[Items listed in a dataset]
══════

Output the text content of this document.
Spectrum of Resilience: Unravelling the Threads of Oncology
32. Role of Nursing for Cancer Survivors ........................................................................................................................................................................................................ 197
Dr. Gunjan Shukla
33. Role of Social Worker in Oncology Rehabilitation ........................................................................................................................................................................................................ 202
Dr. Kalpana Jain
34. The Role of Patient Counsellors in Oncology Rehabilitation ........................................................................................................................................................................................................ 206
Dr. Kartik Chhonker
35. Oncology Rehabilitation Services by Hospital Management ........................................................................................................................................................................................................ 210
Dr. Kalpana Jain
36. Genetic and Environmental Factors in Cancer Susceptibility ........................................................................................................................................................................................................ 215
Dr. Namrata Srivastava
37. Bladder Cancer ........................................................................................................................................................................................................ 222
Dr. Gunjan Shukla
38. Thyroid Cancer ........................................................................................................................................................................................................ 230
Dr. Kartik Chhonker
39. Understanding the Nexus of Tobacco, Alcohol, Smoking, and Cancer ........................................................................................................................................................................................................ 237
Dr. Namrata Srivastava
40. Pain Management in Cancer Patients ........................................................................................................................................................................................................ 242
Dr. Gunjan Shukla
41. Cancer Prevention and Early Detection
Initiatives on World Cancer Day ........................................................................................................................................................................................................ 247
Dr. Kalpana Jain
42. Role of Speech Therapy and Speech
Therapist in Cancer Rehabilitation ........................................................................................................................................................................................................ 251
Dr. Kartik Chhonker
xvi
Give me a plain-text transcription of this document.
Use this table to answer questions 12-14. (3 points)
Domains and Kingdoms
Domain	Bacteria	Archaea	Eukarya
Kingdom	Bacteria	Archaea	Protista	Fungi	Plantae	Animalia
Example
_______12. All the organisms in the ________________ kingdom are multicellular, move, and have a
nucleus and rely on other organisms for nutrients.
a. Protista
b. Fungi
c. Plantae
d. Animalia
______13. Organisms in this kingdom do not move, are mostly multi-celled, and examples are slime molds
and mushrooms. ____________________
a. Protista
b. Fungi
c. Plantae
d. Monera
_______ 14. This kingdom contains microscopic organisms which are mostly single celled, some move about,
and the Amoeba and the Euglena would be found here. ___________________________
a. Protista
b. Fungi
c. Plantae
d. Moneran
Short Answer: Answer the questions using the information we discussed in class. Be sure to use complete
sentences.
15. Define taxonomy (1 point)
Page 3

══════

Your task: Each entry above should be repeated exactly, with no line left out.

Completed task:
Output the text content of this document.
Spectrum of Resilience: Unravelling the Threads of Oncology
32. Role of Nursing for Cancer Survivors ........................................................................................................................................................................................................ 197
Dr. Gunjan Shukla
33. Role of Social Worker in Oncology Rehabilitation ........................................................................................................................................................................................................ 202
Dr. Kalpana Jain
34. The Role of Patient Counsellors in Oncology Rehabilitation ........................................................................................................................................................................................................ 206
Dr. Kartik Chhonker
35. Oncology Rehabilitation Services by Hospital Management ........................................................................................................................................................................................................ 210
Dr. Kalpana Jain
36. Genetic and Environmental Factors in Cancer Susceptibility ........................................................................................................................................................................................................ 215
Dr. Namrata Srivastava
37. Bladder Cancer ........................................................................................................................................................................................................ 222
Dr. Gunjan Shukla
38. Thyroid Cancer ........................................................................................................................................................................................................ 230
Dr. Kartik Chhonker
39. Understanding the Nexus of Tobacco, Alcohol, Smoking, and Cancer ........................................................................................................................................................................................................ 237
Dr. Namrata Srivastava
40. Pain Management in Cancer Patients ........................................................................................................................................................................................................ 242
Dr. Gunjan Shukla
41. Cancer Prevention and Early Detection
Initiatives on World Cancer Day ........................................................................................................................................................................................................ 247
Dr. Kalpana Jain
42. Role of Speech Therapy and Speech
Therapist in Cancer Rehabilitation ........................................................................................................................................................................................................ 251
Dr. Kartik Chhonker
xvi
Give me a plain-text transcription of this document.
Use this table to answer questions 12-14. (3 points)
Domains and Kingdoms
Domain	Bacteria	Archaea	Eukarya
Kingdom	Bacteria	Archaea	Protista	Fungi	Plantae	Animalia
Example
_______12. All the organisms in the ________________ kingdom are multicellular, move, and have a
nucleus and rely on other organisms for nutrients.
a. Protista
b. Fungi
c. Plantae
d. Animalia
______13. Organisms in this kingdom do not move, are mostly multi-celled, and examples are slime molds
and mushrooms. ____________________
a. Protista
b. Fungi
c. Plantae
d. Monera
_______ 14. This kingdom contains microscopic organisms which are mostly single celled, some move about,
and the Amoeba and the Euglena would be found here. ___________________________
a. Protista
b. Fungi
c. Plantae
d. Moneran
Short Answer: Answer the questions using the information we discussed in class. Be sure to use complete
sentences.
15. Define taxonomy (1 point)
Page 3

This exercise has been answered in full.